Work to complete
Present every line in which the string "value" appears.

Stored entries
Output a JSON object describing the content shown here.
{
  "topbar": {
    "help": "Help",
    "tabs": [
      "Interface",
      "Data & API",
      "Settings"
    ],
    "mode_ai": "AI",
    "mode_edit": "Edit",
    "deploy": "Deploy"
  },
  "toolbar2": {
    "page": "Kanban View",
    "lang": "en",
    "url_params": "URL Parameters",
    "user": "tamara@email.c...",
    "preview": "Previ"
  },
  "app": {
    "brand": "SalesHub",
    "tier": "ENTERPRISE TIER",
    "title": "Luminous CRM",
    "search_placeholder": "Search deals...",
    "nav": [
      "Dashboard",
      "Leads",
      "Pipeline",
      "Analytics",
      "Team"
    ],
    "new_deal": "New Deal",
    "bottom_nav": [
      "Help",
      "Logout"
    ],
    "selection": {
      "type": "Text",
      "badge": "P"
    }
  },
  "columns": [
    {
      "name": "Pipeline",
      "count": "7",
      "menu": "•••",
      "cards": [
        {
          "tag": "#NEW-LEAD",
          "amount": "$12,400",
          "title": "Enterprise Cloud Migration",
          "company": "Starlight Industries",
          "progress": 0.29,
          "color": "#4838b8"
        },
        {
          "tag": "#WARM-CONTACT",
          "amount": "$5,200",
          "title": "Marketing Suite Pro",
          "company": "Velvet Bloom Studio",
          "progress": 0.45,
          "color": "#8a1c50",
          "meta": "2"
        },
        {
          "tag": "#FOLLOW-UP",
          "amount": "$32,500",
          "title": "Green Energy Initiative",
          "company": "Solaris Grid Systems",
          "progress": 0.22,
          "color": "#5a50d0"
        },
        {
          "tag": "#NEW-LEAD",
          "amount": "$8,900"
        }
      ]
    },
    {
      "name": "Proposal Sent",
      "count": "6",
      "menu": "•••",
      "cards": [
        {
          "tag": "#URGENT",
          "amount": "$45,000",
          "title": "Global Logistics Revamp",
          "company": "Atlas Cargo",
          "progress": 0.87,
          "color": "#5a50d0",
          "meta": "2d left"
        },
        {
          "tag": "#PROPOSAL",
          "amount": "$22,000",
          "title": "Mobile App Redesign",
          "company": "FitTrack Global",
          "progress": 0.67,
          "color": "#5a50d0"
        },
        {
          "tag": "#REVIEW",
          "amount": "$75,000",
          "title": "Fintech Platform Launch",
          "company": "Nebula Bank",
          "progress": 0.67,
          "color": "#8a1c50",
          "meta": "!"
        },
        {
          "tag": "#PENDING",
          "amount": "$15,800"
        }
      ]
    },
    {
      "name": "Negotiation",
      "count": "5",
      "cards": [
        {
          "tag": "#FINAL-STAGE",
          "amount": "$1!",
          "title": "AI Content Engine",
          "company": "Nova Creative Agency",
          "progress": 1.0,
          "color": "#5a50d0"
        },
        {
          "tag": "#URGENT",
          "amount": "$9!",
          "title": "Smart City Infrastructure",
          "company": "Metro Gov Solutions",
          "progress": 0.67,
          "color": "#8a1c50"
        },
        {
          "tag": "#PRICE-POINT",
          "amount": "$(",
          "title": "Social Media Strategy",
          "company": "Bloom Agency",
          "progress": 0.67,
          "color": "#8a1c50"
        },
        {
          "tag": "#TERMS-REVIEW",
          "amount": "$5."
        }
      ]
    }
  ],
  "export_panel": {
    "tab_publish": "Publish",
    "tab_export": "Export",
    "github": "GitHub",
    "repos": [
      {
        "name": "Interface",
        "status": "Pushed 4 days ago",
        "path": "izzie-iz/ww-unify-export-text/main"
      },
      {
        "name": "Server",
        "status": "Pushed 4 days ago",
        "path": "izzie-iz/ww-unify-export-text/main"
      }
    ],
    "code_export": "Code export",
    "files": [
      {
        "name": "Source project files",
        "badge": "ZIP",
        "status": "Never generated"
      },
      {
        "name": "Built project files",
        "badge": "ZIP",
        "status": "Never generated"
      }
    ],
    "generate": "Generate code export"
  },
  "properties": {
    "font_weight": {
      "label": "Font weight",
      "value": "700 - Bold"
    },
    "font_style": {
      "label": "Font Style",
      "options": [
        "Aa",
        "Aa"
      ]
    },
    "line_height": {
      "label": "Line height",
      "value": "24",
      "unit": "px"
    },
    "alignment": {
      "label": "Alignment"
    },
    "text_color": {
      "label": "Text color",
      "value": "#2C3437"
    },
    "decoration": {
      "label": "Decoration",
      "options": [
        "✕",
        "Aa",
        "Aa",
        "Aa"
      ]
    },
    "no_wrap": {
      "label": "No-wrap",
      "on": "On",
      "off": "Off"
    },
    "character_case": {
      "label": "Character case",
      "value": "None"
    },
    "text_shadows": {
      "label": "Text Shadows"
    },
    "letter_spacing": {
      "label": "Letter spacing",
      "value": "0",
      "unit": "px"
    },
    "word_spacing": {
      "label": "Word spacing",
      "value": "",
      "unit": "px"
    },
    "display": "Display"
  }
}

Solution to this task
      "value": "700 - Bold"
      "value": "24",
      "value": "#2C3437"
      "value": "None"
      "value": "0",
      "value": "",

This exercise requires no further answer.